____ TEXTO PARA REVISAR

El expresidente colombiano Álvaro Uribe dijo el martes que renunciará a su escaño en el Senado después de que fuera llamado a testificar por acusaciones de manipular a testigos.

Uribe tuiteó que se siente “moralmente impedido” para seguir fungiendo como senador mientras prepara su defensa. Durante años ha estado involucrado en una disputa legal con otro senador, Iván Cepeda.

Uribe inicialmente acusó a Cepeda de presionar a presidiarios para que afirmaran falsamente que estaba vinculado a un grupo paramilitar. La Corte Suprema no halló evidencia para sustentar la acusación de Uribe, pero decidió que había razones para investigarlo por manipular a testigos.

En un comunicado publicado el mismo martes, la Corte Suprema dijo qué Uribe será investigado por los delitos de soborno a testigos y fraude procesal. Si se le encuentra culpable, el expresidente podría pasar varios años tras las rejas.

________
____ EXTRACTOS DE DATOS

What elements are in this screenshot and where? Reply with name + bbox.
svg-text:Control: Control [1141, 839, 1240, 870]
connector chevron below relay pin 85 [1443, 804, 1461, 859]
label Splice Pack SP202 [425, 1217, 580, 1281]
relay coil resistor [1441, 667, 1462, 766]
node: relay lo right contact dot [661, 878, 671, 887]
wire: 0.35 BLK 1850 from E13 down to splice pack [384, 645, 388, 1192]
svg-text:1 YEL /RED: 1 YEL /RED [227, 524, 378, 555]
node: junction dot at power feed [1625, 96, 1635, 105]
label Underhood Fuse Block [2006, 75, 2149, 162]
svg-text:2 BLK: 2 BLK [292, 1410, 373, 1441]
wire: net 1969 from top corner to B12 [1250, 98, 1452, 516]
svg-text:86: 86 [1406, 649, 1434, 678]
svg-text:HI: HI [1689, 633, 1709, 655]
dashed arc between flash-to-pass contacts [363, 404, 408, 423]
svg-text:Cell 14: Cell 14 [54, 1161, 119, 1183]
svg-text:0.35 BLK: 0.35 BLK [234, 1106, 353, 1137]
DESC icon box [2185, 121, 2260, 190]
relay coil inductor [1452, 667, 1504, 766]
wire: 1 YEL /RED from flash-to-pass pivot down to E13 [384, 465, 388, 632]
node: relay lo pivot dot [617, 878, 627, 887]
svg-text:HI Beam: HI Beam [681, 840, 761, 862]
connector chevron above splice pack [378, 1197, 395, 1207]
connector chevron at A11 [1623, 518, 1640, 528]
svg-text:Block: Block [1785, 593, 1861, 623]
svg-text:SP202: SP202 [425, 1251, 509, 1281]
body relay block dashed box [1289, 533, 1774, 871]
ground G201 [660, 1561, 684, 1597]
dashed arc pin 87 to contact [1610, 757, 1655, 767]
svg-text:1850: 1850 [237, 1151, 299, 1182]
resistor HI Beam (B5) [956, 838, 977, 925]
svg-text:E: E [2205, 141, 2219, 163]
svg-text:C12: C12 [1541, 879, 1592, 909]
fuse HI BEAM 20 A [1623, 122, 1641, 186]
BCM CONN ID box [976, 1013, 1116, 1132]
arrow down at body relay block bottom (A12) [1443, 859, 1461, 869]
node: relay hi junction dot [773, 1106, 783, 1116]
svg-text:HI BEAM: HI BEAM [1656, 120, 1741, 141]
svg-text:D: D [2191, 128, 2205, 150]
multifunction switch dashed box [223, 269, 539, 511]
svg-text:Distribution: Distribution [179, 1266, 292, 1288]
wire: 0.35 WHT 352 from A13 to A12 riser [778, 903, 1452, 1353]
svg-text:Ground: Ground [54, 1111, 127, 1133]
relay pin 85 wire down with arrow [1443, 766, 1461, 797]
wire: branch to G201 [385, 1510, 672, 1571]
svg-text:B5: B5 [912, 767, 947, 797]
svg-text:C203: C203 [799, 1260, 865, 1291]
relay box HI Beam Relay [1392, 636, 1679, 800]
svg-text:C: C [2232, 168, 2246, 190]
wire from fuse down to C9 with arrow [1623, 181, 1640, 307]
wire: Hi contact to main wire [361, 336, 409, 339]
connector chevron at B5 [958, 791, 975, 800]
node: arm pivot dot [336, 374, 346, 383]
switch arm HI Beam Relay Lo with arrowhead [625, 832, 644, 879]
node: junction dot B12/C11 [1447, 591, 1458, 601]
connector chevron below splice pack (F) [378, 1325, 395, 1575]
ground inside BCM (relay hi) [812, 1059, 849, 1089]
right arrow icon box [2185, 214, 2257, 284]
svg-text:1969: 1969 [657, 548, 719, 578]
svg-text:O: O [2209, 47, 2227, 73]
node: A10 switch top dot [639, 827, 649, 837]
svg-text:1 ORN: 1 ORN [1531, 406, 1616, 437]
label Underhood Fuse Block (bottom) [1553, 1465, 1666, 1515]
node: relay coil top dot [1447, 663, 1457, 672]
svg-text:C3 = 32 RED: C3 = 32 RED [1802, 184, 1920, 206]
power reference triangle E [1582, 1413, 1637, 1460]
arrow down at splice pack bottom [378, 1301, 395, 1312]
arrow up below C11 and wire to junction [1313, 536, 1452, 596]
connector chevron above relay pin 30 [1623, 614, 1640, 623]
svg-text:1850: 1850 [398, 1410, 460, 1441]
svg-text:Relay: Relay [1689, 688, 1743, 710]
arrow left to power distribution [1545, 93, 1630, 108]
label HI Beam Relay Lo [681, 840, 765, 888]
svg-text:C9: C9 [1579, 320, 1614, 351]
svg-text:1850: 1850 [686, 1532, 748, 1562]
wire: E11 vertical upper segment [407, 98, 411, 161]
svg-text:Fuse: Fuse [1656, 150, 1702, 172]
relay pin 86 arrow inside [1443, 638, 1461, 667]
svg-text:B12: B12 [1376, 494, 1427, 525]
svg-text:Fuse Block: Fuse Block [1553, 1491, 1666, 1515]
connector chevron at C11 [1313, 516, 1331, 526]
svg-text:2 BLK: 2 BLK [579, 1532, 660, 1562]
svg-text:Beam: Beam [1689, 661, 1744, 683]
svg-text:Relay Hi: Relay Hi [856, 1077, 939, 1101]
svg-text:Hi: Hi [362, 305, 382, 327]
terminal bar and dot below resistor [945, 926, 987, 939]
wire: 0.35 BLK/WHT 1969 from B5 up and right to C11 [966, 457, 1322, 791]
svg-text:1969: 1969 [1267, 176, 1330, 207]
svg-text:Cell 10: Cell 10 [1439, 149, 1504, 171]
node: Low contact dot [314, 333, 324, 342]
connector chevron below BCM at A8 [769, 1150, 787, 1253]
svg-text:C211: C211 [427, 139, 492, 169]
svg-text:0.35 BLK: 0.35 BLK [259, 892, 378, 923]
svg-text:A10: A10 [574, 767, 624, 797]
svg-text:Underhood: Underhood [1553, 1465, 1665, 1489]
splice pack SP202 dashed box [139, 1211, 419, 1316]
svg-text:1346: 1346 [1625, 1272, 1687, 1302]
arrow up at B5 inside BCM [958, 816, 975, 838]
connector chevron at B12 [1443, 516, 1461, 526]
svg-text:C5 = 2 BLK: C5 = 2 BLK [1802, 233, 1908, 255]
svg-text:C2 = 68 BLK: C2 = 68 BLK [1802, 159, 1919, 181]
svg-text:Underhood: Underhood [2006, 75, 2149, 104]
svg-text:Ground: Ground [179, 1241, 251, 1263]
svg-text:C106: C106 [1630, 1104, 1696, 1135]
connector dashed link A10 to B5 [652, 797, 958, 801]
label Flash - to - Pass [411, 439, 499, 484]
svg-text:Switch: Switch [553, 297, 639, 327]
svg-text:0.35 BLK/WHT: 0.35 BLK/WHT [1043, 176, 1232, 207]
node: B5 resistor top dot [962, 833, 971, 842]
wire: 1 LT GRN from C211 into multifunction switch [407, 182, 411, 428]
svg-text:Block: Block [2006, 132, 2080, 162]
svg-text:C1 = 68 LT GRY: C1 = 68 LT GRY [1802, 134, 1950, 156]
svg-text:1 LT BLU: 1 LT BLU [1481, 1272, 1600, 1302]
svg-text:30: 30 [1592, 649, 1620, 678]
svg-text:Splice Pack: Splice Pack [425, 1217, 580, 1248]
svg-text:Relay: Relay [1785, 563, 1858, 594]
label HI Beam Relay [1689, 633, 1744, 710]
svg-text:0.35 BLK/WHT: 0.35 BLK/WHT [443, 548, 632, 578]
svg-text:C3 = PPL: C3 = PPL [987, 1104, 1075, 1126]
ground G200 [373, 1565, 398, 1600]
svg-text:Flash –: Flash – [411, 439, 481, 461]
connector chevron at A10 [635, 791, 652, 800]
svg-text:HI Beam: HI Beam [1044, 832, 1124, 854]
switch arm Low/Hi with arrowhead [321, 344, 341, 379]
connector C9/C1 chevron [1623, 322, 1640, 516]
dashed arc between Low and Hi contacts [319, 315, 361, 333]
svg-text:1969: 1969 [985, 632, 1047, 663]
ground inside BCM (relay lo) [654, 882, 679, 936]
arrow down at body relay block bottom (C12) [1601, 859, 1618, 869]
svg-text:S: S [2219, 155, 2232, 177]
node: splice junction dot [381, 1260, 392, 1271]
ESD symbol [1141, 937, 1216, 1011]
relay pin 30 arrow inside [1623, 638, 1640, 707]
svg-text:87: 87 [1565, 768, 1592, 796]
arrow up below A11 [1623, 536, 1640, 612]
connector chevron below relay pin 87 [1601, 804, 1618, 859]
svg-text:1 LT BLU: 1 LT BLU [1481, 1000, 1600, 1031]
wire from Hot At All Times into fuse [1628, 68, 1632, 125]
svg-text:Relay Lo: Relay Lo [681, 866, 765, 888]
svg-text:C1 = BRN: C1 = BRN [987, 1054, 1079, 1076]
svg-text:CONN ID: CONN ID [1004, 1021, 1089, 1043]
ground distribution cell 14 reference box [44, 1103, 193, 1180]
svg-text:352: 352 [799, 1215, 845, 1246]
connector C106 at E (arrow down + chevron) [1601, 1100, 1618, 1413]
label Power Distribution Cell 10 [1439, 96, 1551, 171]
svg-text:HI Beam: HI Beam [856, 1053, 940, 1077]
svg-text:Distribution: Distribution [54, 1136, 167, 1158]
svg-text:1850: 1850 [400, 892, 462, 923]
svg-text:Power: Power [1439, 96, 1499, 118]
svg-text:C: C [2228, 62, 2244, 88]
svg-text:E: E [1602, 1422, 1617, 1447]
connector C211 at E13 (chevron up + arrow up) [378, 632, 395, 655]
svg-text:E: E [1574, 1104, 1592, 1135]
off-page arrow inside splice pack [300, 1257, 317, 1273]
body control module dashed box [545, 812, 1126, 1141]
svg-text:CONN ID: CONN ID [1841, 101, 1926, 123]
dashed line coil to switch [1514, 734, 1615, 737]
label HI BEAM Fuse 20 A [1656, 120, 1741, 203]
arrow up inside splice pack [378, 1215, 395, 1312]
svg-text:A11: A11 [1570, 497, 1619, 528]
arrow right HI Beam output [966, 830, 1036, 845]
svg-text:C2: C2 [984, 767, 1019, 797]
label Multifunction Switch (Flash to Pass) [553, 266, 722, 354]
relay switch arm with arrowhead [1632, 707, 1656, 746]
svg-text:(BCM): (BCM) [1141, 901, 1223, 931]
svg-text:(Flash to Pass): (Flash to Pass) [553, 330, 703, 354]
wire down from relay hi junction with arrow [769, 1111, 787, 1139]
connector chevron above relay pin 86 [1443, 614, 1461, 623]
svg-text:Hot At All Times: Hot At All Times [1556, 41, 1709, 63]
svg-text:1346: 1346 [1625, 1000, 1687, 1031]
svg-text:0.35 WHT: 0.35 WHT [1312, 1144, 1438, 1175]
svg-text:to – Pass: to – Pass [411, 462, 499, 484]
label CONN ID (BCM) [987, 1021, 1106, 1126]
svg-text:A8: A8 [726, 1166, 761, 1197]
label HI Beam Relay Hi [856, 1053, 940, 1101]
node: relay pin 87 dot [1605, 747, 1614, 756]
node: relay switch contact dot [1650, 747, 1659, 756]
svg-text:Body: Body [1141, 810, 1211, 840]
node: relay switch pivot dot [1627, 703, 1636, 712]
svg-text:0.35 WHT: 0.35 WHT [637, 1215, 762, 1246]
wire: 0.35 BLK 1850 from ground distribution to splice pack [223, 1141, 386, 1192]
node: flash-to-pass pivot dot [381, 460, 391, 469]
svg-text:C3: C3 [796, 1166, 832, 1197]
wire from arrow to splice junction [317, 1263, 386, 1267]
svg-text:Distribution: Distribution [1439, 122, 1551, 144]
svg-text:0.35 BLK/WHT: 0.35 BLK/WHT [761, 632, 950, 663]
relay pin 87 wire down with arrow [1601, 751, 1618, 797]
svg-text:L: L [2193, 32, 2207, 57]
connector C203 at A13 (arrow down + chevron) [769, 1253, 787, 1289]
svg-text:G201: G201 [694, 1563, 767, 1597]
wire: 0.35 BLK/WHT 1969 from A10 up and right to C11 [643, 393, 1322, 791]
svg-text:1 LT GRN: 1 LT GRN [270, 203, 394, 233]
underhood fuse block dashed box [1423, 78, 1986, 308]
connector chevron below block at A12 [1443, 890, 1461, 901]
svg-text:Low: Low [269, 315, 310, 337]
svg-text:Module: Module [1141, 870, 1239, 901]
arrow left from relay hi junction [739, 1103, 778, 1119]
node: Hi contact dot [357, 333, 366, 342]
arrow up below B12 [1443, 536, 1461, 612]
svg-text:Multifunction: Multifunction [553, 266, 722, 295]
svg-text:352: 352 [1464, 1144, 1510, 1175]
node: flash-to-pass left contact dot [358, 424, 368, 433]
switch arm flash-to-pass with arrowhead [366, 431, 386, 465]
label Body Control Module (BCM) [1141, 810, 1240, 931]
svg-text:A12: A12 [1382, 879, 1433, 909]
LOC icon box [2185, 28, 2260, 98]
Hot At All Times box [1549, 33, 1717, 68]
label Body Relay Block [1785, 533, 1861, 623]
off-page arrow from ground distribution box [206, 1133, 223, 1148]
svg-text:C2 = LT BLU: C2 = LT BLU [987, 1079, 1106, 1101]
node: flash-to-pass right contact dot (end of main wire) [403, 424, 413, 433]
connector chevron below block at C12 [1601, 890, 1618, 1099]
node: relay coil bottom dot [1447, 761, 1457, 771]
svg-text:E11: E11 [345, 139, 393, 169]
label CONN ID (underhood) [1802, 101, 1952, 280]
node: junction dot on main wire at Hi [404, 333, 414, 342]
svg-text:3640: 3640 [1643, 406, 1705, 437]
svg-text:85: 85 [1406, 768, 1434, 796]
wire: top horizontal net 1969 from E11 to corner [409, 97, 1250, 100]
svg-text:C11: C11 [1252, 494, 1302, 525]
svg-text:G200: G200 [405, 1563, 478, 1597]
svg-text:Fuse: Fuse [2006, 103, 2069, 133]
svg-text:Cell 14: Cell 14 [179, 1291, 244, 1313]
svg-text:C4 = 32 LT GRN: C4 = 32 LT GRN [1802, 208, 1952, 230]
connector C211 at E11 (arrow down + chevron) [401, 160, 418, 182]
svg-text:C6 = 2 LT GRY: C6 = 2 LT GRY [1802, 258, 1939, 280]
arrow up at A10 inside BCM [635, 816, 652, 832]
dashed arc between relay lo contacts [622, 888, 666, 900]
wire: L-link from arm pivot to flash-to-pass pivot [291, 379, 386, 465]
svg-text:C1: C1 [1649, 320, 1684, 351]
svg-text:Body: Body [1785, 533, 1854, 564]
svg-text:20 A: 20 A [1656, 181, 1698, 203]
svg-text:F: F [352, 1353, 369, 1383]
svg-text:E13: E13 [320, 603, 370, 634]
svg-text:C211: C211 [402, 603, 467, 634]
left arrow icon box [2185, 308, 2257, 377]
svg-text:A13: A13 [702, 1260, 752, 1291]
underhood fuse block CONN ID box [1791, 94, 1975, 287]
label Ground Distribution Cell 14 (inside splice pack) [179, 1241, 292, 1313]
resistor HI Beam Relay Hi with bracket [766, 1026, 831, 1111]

________

Retoma la noticia sobre la renuncia de Álvaro Uribe al Senado y continúala a partir de su última oración.

Cepeda dijo a The Associated Press que se considera una "víctima" de Uribe y sus "maquinaciones" legales, pero también opinó que la reciente decisión de la Corte es comparable a los procesos que se han librado contra otros exmandatarios latinoamericanos, como Alberto Fujimori en Perú y Augusto Pinochet en Chile.

"Ya era hora de que en Colombia se produjera un hecho de esta naturaleza," dijo el senador izquierdista.

Uribe sigue teniendo influencia en la política de Colombia y su apoyo ayudó a impulsar la campaña del presidente electo Iván Duque.